▶ Set exercise
Report the count of lines holding "taxable" in the records, with no other words.

▶ Records supplied

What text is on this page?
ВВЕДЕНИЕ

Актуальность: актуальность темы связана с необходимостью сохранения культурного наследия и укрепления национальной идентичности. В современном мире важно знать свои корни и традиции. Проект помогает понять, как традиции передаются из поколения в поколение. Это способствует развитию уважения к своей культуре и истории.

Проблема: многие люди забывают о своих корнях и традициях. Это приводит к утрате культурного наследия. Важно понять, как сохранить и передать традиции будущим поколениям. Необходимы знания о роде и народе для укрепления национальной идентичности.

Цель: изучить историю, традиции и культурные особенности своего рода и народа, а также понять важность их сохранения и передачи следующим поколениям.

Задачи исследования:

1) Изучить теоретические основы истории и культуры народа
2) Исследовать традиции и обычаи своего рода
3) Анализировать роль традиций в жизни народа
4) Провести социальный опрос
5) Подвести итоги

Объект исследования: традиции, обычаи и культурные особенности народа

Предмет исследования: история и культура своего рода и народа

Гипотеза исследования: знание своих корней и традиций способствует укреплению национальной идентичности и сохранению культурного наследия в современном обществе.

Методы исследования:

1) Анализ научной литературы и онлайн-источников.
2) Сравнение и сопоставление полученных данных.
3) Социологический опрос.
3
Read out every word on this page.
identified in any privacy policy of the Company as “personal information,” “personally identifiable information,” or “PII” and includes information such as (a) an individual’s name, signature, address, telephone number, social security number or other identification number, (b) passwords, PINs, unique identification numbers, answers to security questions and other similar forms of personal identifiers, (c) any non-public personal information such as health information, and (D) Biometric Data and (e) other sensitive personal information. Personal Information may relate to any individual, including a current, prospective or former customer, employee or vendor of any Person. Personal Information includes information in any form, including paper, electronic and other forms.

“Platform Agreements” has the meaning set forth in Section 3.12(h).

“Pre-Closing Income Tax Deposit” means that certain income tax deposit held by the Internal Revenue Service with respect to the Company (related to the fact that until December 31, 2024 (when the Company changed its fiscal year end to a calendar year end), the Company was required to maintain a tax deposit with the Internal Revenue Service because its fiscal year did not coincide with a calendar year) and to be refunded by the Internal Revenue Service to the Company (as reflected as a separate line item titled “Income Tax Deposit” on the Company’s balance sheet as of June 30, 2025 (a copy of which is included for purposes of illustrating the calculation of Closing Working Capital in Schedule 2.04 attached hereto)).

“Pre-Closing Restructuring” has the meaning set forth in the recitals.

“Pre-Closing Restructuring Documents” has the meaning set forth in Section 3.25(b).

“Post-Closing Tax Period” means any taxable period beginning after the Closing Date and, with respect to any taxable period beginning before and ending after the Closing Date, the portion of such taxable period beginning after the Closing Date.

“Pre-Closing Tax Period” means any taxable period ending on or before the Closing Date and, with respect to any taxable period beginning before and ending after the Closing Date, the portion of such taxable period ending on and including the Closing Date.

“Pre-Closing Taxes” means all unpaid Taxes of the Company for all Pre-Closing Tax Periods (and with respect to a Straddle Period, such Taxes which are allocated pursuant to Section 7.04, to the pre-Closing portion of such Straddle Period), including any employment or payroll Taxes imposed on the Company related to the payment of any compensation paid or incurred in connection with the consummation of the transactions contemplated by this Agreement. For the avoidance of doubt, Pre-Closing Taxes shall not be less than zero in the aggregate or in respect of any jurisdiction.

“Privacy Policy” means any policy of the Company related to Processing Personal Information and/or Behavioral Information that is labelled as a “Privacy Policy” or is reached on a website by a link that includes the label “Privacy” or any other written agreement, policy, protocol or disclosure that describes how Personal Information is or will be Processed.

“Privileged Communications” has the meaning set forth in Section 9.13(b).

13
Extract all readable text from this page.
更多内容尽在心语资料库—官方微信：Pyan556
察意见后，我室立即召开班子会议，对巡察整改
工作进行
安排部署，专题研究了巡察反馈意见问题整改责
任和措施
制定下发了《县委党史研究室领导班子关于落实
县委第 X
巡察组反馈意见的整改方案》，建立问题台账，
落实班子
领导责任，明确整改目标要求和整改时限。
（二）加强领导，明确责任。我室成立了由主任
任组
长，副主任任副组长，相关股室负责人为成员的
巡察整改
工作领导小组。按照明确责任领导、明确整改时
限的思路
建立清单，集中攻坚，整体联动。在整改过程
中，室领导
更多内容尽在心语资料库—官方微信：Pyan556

▶ Result for this exercise
2